Records supplied

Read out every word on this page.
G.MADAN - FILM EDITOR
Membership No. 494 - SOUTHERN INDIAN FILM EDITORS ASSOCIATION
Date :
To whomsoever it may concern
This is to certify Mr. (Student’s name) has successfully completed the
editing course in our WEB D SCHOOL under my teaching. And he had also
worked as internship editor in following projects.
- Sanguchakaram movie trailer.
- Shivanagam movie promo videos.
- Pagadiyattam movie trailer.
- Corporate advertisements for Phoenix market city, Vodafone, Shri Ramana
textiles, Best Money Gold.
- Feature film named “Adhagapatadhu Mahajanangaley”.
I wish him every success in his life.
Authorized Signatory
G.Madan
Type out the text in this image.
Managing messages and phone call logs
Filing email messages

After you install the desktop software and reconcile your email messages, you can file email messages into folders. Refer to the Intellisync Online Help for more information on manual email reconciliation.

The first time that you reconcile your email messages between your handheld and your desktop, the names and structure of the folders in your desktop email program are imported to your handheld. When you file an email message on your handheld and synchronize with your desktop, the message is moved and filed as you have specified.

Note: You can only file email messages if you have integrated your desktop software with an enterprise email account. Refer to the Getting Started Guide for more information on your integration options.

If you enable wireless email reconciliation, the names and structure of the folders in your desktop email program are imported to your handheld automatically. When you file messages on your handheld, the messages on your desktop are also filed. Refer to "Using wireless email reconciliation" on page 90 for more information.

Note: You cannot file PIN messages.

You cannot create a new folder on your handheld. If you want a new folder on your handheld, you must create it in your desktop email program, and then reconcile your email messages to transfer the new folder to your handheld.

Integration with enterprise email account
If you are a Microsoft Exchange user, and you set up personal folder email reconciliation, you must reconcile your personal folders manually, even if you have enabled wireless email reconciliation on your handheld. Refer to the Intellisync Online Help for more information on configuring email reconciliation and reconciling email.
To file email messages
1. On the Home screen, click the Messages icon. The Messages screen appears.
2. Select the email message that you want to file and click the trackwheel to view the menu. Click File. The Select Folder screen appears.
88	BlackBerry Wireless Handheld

Short problem
Recite the full listing above exactly.

Answer to the task
Read out every word on this page.
G.MADAN - FILM EDITOR
Membership No. 494 - SOUTHERN INDIAN FILM EDITORS ASSOCIATION
Date :
To whomsoever it may concern
This is to certify Mr. (Student’s name) has successfully completed the
editing course in our WEB D SCHOOL under my teaching. And he had also
worked as internship editor in following projects.
- Sanguchakaram movie trailer.
- Shivanagam movie promo videos.
- Pagadiyattam movie trailer.
- Corporate advertisements for Phoenix market city, Vodafone, Shri Ramana
textiles, Best Money Gold.
- Feature film named “Adhagapatadhu Mahajanangaley”.
I wish him every success in his life.
Authorized Signatory
G.Madan
Type out the text in this image.
Managing messages and phone call logs
Filing email messages

After you install the desktop software and reconcile your email messages, you can file email messages into folders. Refer to the Intellisync Online Help for more information on manual email reconciliation.

The first time that you reconcile your email messages between your handheld and your desktop, the names and structure of the folders in your desktop email program are imported to your handheld. When you file an email message on your handheld and synchronize with your desktop, the message is moved and filed as you have specified.

Note: You can only file email messages if you have integrated your desktop software with an enterprise email account. Refer to the Getting Started Guide for more information on your integration options.

If you enable wireless email reconciliation, the names and structure of the folders in your desktop email program are imported to your handheld automatically. When you file messages on your handheld, the messages on your desktop are also filed. Refer to "Using wireless email reconciliation" on page 90 for more information.

Note: You cannot file PIN messages.

You cannot create a new folder on your handheld. If you want a new folder on your handheld, you must create it in your desktop email program, and then reconcile your email messages to transfer the new folder to your handheld.

Integration with enterprise email account
If you are a Microsoft Exchange user, and you set up personal folder email reconciliation, you must reconcile your personal folders manually, even if you have enabled wireless email reconciliation on your handheld. Refer to the Intellisync Online Help for more information on configuring email reconciliation and reconciling email.
To file email messages
1. On the Home screen, click the Messages icon. The Messages screen appears.
2. Select the email message that you want to file and click the trackwheel to view the menu. Click File. The Select Folder screen appears.
88	BlackBerry Wireless Handheld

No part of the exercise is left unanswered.